TO BE DONE: Copy out all lines in the data below containing the string "completed".

Collected data entries

========================================

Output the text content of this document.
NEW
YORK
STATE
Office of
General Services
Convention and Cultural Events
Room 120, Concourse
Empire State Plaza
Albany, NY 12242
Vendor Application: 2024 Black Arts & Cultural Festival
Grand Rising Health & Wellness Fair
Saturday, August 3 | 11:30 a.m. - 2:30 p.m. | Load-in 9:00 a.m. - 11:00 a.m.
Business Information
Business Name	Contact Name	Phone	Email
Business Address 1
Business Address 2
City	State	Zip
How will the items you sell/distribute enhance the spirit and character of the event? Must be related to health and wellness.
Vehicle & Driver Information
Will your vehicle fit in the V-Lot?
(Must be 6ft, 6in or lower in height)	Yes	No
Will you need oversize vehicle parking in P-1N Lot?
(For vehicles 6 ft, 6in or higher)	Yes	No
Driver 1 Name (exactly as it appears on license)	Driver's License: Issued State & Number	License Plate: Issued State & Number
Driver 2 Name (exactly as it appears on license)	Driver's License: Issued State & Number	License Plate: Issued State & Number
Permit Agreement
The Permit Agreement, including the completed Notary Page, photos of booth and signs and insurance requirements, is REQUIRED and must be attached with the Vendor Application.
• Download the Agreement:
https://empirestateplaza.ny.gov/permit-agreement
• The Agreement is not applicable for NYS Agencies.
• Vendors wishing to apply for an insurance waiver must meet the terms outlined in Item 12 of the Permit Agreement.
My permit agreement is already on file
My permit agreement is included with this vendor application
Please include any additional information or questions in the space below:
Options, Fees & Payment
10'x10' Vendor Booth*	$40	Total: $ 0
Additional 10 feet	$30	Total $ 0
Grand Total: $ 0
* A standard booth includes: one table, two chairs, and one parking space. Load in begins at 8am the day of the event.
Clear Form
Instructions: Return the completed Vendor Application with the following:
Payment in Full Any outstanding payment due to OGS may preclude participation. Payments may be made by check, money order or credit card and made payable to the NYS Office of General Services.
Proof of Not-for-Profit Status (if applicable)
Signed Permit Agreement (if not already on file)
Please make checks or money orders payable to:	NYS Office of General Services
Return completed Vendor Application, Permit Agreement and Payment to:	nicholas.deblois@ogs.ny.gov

========================================

WRITTEN ANSWER:
The Permit Agreement, including the completed Notary Page, photos of booth and signs and insurance requirements, is REQUIRED and must be attached with the Vendor Application.
Instructions: Return the completed Vendor Application with the following:
Return completed Vendor Application, Permit Agreement and Payment to:	nicholas.deblois@ogs.ny.gov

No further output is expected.